======== Provided data

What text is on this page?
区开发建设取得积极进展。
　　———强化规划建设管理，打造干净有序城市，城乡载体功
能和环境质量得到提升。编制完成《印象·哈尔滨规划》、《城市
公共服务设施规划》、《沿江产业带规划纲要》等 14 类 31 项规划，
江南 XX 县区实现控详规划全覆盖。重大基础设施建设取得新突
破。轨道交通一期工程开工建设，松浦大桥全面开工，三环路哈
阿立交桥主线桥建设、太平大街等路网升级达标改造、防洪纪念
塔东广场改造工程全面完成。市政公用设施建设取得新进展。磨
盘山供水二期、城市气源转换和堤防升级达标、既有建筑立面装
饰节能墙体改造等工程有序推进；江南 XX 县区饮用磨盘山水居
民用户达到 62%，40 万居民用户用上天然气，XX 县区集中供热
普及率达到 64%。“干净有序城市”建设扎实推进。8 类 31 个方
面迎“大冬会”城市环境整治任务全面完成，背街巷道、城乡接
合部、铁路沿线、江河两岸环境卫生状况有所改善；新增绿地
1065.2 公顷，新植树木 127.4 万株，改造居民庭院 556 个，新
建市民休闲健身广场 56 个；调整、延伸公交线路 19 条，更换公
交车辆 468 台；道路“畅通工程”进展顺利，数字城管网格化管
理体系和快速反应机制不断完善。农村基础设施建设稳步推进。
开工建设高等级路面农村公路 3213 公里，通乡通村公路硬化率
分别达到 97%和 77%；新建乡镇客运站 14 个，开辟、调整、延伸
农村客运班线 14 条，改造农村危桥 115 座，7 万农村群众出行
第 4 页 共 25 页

================

**What is expected**
Reproduce each entry above exactly, keeping every word.

**Final result**
What text is on this page?
区开发建设取得积极进展。
　　———强化规划建设管理，打造干净有序城市，城乡载体功
能和环境质量得到提升。编制完成《印象·哈尔滨规划》、《城市
公共服务设施规划》、《沿江产业带规划纲要》等 14 类 31 项规划，
江南 XX 县区实现控详规划全覆盖。重大基础设施建设取得新突
破。轨道交通一期工程开工建设，松浦大桥全面开工，三环路哈
阿立交桥主线桥建设、太平大街等路网升级达标改造、防洪纪念
塔东广场改造工程全面完成。市政公用设施建设取得新进展。磨
盘山供水二期、城市气源转换和堤防升级达标、既有建筑立面装
饰节能墙体改造等工程有序推进；江南 XX 县区饮用磨盘山水居
民用户达到 62%，40 万居民用户用上天然气，XX 县区集中供热
普及率达到 64%。“干净有序城市”建设扎实推进。8 类 31 个方
面迎“大冬会”城市环境整治任务全面完成，背街巷道、城乡接
合部、铁路沿线、江河两岸环境卫生状况有所改善；新增绿地
1065.2 公顷，新植树木 127.4 万株，改造居民庭院 556 个，新
建市民休闲健身广场 56 个；调整、延伸公交线路 19 条，更换公
交车辆 468 台；道路“畅通工程”进展顺利，数字城管网格化管
理体系和快速反应机制不断完善。农村基础设施建设稳步推进。
开工建设高等级路面农村公路 3213 公里，通乡通村公路硬化率
分别达到 97%和 77%；新建乡镇客运站 14 个，开辟、调整、延伸
农村客运班线 14 条，改造农村危桥 115 座，7 万农村群众出行
第 4 页 共 25 页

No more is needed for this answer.